Lines of data>
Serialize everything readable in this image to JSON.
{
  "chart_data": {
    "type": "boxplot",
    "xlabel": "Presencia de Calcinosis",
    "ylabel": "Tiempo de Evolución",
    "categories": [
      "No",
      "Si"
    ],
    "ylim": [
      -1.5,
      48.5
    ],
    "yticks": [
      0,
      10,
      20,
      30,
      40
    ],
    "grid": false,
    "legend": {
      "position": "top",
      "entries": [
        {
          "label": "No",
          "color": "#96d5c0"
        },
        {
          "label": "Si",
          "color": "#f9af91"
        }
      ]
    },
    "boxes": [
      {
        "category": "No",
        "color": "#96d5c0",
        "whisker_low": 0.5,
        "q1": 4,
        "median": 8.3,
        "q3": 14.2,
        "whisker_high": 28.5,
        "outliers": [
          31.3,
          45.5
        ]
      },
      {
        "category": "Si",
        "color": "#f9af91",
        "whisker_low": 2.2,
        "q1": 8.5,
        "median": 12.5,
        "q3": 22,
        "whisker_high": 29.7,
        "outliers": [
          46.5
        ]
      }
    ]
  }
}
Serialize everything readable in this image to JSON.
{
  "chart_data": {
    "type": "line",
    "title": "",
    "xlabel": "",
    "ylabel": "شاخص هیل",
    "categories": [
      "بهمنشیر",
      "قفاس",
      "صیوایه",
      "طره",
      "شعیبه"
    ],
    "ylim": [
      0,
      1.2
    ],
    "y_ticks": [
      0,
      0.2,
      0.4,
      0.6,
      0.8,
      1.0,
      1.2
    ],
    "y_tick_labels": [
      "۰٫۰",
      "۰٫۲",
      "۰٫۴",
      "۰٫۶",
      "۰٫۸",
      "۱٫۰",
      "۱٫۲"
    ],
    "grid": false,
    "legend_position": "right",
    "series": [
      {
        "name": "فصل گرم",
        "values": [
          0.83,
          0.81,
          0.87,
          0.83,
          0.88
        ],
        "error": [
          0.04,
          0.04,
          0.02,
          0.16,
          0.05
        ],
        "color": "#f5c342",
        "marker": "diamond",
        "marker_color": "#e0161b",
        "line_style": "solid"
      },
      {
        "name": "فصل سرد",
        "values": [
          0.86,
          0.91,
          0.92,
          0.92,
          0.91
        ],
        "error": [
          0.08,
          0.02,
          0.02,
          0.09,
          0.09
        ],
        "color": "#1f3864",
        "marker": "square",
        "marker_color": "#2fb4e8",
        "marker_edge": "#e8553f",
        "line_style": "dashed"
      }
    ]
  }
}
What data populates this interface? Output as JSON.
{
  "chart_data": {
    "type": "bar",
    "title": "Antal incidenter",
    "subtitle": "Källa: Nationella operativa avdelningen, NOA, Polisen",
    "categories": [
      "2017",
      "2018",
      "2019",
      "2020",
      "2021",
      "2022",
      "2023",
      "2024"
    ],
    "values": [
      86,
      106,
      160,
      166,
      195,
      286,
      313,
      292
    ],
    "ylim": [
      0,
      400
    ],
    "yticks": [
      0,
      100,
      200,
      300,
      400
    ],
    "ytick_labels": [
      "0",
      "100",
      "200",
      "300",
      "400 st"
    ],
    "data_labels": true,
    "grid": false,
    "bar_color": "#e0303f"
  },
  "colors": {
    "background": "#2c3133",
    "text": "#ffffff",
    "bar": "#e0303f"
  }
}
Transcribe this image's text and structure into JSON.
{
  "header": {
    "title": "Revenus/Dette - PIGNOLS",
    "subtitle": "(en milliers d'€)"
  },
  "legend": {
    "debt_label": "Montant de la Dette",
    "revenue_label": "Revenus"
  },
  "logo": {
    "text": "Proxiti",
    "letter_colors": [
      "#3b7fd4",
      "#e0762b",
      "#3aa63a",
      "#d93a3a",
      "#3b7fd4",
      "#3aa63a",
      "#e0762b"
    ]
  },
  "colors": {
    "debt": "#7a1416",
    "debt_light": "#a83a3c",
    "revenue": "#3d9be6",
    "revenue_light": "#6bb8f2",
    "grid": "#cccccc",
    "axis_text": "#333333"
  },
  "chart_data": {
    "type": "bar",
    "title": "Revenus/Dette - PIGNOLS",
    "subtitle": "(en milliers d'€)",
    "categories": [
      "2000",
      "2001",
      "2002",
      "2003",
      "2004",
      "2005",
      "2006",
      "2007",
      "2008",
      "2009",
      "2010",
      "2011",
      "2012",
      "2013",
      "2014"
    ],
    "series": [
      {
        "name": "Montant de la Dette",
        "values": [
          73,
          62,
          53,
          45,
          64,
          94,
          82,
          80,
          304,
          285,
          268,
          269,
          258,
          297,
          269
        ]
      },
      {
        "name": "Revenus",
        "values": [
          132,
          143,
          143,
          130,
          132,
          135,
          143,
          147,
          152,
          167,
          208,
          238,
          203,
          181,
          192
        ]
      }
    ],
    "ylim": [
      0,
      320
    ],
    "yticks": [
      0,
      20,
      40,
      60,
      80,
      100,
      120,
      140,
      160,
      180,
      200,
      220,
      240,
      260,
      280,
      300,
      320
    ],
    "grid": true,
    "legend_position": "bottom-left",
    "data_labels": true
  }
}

Aim of the exercise>
Pick out each line that holds the string "true".

Exercise answer>
    "data_labels": true,
    "grid": true,
    "data_labels": true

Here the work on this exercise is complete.